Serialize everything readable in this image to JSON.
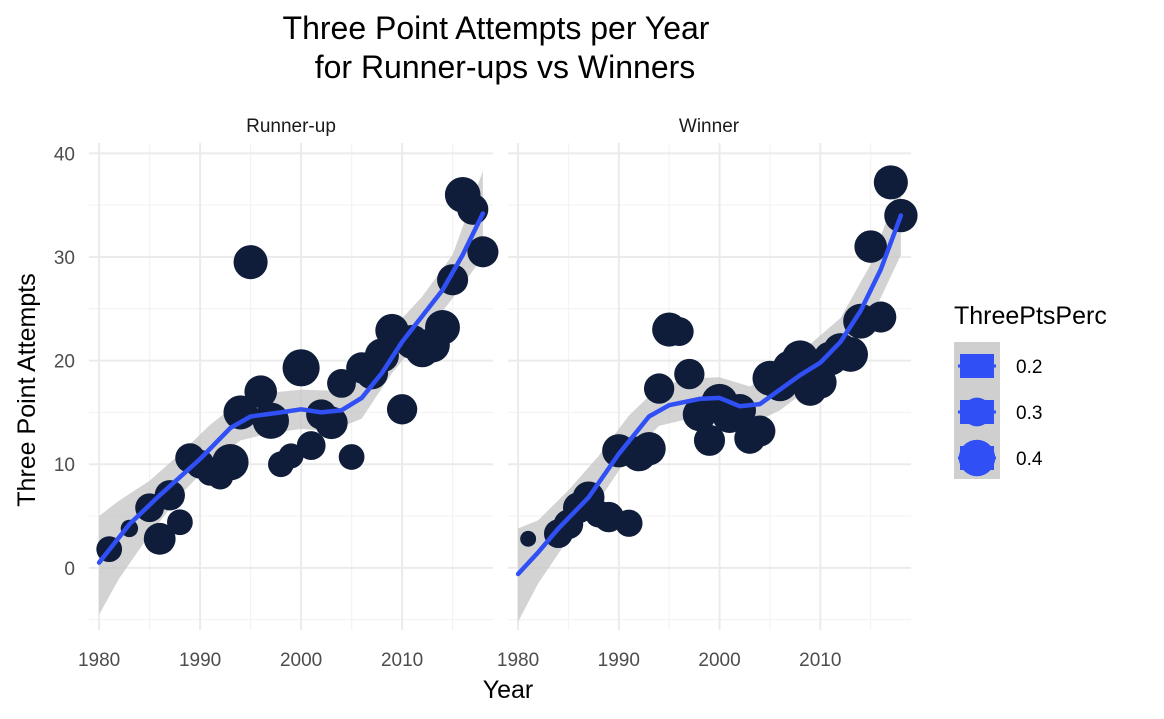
{
  "chart_data": {
    "type": "scatter",
    "title_line1": "Three Point Attempts per Year",
    "title_line2": "for Runner-ups vs Winners",
    "xlabel": "Year",
    "ylabel": "Three Point Attempts",
    "xlim": [
      1979,
      2019
    ],
    "ylim": [
      -6,
      41
    ],
    "x_ticks": [
      1980,
      1990,
      2000,
      2010
    ],
    "x_tick_labels": [
      "1980",
      "1990",
      "2000",
      "2010"
    ],
    "y_ticks": [
      0,
      10,
      20,
      30,
      40
    ],
    "y_tick_labels": [
      "0",
      "10",
      "20",
      "30",
      "40"
    ],
    "grid": true,
    "legend": {
      "title": "ThreePtsPerc",
      "placement": "right",
      "entries": [
        {
          "label": "0.2",
          "value": 0.2
        },
        {
          "label": "0.3",
          "value": 0.3
        },
        {
          "label": "0.4",
          "value": 0.4
        }
      ]
    },
    "colors": {
      "point": "#0f1d3a",
      "smooth": "#3050f5",
      "ribbon": "#c4c4c4"
    },
    "facets": [
      {
        "strip": "Runner-up",
        "points": [
          {
            "x": 1981,
            "y": 1.8,
            "s": 0.26
          },
          {
            "x": 1983,
            "y": 3.8,
            "s": 0.15
          },
          {
            "x": 1985,
            "y": 5.8,
            "s": 0.3
          },
          {
            "x": 1986,
            "y": 2.8,
            "s": 0.34
          },
          {
            "x": 1987,
            "y": 7.0,
            "s": 0.32
          },
          {
            "x": 1988,
            "y": 4.4,
            "s": 0.26
          },
          {
            "x": 1989,
            "y": 10.6,
            "s": 0.31
          },
          {
            "x": 1990,
            "y": 10.0,
            "s": 0.3
          },
          {
            "x": 1991,
            "y": 9.2,
            "s": 0.27
          },
          {
            "x": 1992,
            "y": 8.8,
            "s": 0.26
          },
          {
            "x": 1993,
            "y": 10.2,
            "s": 0.4
          },
          {
            "x": 1994,
            "y": 15.0,
            "s": 0.37
          },
          {
            "x": 1995,
            "y": 29.5,
            "s": 0.37
          },
          {
            "x": 1996,
            "y": 17.0,
            "s": 0.35
          },
          {
            "x": 1997,
            "y": 14.2,
            "s": 0.4
          },
          {
            "x": 1998,
            "y": 10.0,
            "s": 0.26
          },
          {
            "x": 1999,
            "y": 10.8,
            "s": 0.25
          },
          {
            "x": 2000,
            "y": 19.3,
            "s": 0.41
          },
          {
            "x": 2001,
            "y": 11.8,
            "s": 0.3
          },
          {
            "x": 2002,
            "y": 14.8,
            "s": 0.32
          },
          {
            "x": 2003,
            "y": 14.0,
            "s": 0.35
          },
          {
            "x": 2004,
            "y": 17.8,
            "s": 0.3
          },
          {
            "x": 2005,
            "y": 10.7,
            "s": 0.26
          },
          {
            "x": 2006,
            "y": 19.3,
            "s": 0.33
          },
          {
            "x": 2007,
            "y": 18.8,
            "s": 0.35
          },
          {
            "x": 2008,
            "y": 20.5,
            "s": 0.37
          },
          {
            "x": 2009,
            "y": 22.9,
            "s": 0.36
          },
          {
            "x": 2010,
            "y": 15.3,
            "s": 0.32
          },
          {
            "x": 2011,
            "y": 21.8,
            "s": 0.37
          },
          {
            "x": 2012,
            "y": 21.0,
            "s": 0.37
          },
          {
            "x": 2013,
            "y": 21.5,
            "s": 0.38
          },
          {
            "x": 2014,
            "y": 23.2,
            "s": 0.38
          },
          {
            "x": 2015,
            "y": 27.8,
            "s": 0.33
          },
          {
            "x": 2016,
            "y": 36.0,
            "s": 0.39
          },
          {
            "x": 2017,
            "y": 34.6,
            "s": 0.33
          },
          {
            "x": 2018,
            "y": 30.5,
            "s": 0.33
          }
        ],
        "smooth": [
          [
            1980,
            0.5
          ],
          [
            1983,
            4.2
          ],
          [
            1986,
            7.0
          ],
          [
            1990,
            10.5
          ],
          [
            1993,
            13.5
          ],
          [
            1995,
            14.6
          ],
          [
            1998,
            15.0
          ],
          [
            2000,
            15.3
          ],
          [
            2002,
            15.0
          ],
          [
            2004,
            15.2
          ],
          [
            2006,
            16.4
          ],
          [
            2008,
            18.8
          ],
          [
            2010,
            21.8
          ],
          [
            2012,
            24.3
          ],
          [
            2014,
            26.8
          ],
          [
            2016,
            30.2
          ],
          [
            2018,
            34.2
          ]
        ],
        "band": [
          [
            1980,
            -4.5,
            5.0
          ],
          [
            1982,
            -1.0,
            6.5
          ],
          [
            1985,
            3.2,
            8.4
          ],
          [
            1988,
            7.0,
            11.0
          ],
          [
            1991,
            10.0,
            13.8
          ],
          [
            1994,
            12.3,
            16.1
          ],
          [
            1997,
            13.0,
            16.9
          ],
          [
            2000,
            13.4,
            17.2
          ],
          [
            2003,
            13.2,
            17.1
          ],
          [
            2006,
            14.4,
            18.5
          ],
          [
            2009,
            18.8,
            23.0
          ],
          [
            2012,
            22.3,
            26.2
          ],
          [
            2015,
            26.0,
            30.2
          ],
          [
            2018,
            30.0,
            38.3
          ]
        ]
      },
      {
        "strip": "Winner",
        "points": [
          {
            "x": 1981,
            "y": 2.8,
            "s": 0.13
          },
          {
            "x": 1984,
            "y": 3.3,
            "s": 0.3
          },
          {
            "x": 1985,
            "y": 4.2,
            "s": 0.31
          },
          {
            "x": 1986,
            "y": 5.8,
            "s": 0.33
          },
          {
            "x": 1987,
            "y": 6.8,
            "s": 0.34
          },
          {
            "x": 1988,
            "y": 5.2,
            "s": 0.28
          },
          {
            "x": 1989,
            "y": 4.9,
            "s": 0.32
          },
          {
            "x": 1990,
            "y": 11.3,
            "s": 0.36
          },
          {
            "x": 1991,
            "y": 4.3,
            "s": 0.28
          },
          {
            "x": 1992,
            "y": 11.0,
            "s": 0.38
          },
          {
            "x": 1993,
            "y": 11.5,
            "s": 0.36
          },
          {
            "x": 1994,
            "y": 17.3,
            "s": 0.32
          },
          {
            "x": 1995,
            "y": 23.0,
            "s": 0.37
          },
          {
            "x": 1996,
            "y": 22.8,
            "s": 0.3
          },
          {
            "x": 1997,
            "y": 18.7,
            "s": 0.32
          },
          {
            "x": 1998,
            "y": 14.8,
            "s": 0.36
          },
          {
            "x": 1999,
            "y": 12.3,
            "s": 0.33
          },
          {
            "x": 2000,
            "y": 16.0,
            "s": 0.4
          },
          {
            "x": 2001,
            "y": 14.7,
            "s": 0.38
          },
          {
            "x": 2002,
            "y": 15.2,
            "s": 0.35
          },
          {
            "x": 2003,
            "y": 12.5,
            "s": 0.33
          },
          {
            "x": 2004,
            "y": 13.2,
            "s": 0.33
          },
          {
            "x": 2005,
            "y": 18.3,
            "s": 0.38
          },
          {
            "x": 2006,
            "y": 17.8,
            "s": 0.39
          },
          {
            "x": 2007,
            "y": 19.3,
            "s": 0.38
          },
          {
            "x": 2008,
            "y": 20.2,
            "s": 0.4
          },
          {
            "x": 2009,
            "y": 17.2,
            "s": 0.35
          },
          {
            "x": 2010,
            "y": 17.9,
            "s": 0.35
          },
          {
            "x": 2011,
            "y": 20.2,
            "s": 0.37
          },
          {
            "x": 2012,
            "y": 21.0,
            "s": 0.37
          },
          {
            "x": 2013,
            "y": 20.6,
            "s": 0.38
          },
          {
            "x": 2014,
            "y": 23.8,
            "s": 0.38
          },
          {
            "x": 2015,
            "y": 31.0,
            "s": 0.35
          },
          {
            "x": 2016,
            "y": 24.2,
            "s": 0.33
          },
          {
            "x": 2017,
            "y": 37.2,
            "s": 0.37
          },
          {
            "x": 2018,
            "y": 34.0,
            "s": 0.36
          }
        ],
        "smooth": [
          [
            1980,
            -0.6
          ],
          [
            1982,
            1.5
          ],
          [
            1984,
            3.8
          ],
          [
            1987,
            6.8
          ],
          [
            1990,
            11.0
          ],
          [
            1993,
            14.6
          ],
          [
            1995,
            15.7
          ],
          [
            1998,
            16.3
          ],
          [
            2000,
            16.4
          ],
          [
            2002,
            15.6
          ],
          [
            2004,
            15.8
          ],
          [
            2006,
            17.2
          ],
          [
            2008,
            18.6
          ],
          [
            2010,
            19.8
          ],
          [
            2012,
            21.8
          ],
          [
            2014,
            24.8
          ],
          [
            2016,
            28.8
          ],
          [
            2018,
            34.0
          ]
        ],
        "band": [
          [
            1980,
            -5.2,
            3.8
          ],
          [
            1982,
            -1.5,
            4.6
          ],
          [
            1985,
            2.8,
            7.5
          ],
          [
            1988,
            6.5,
            10.8
          ],
          [
            1991,
            10.8,
            14.7
          ],
          [
            1994,
            13.7,
            17.5
          ],
          [
            1997,
            14.4,
            18.3
          ],
          [
            2000,
            14.6,
            18.4
          ],
          [
            2003,
            13.8,
            17.5
          ],
          [
            2006,
            15.2,
            19.2
          ],
          [
            2009,
            17.4,
            21.6
          ],
          [
            2012,
            19.8,
            24.1
          ],
          [
            2015,
            24.0,
            29.3
          ],
          [
            2018,
            30.2,
            37.4
          ]
        ]
      }
    ]
  }
}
══════════
_EXERCISE DETAILS_
Give only the number of lines in the entries above that hold the string "Year".

_THE ANSWER_
2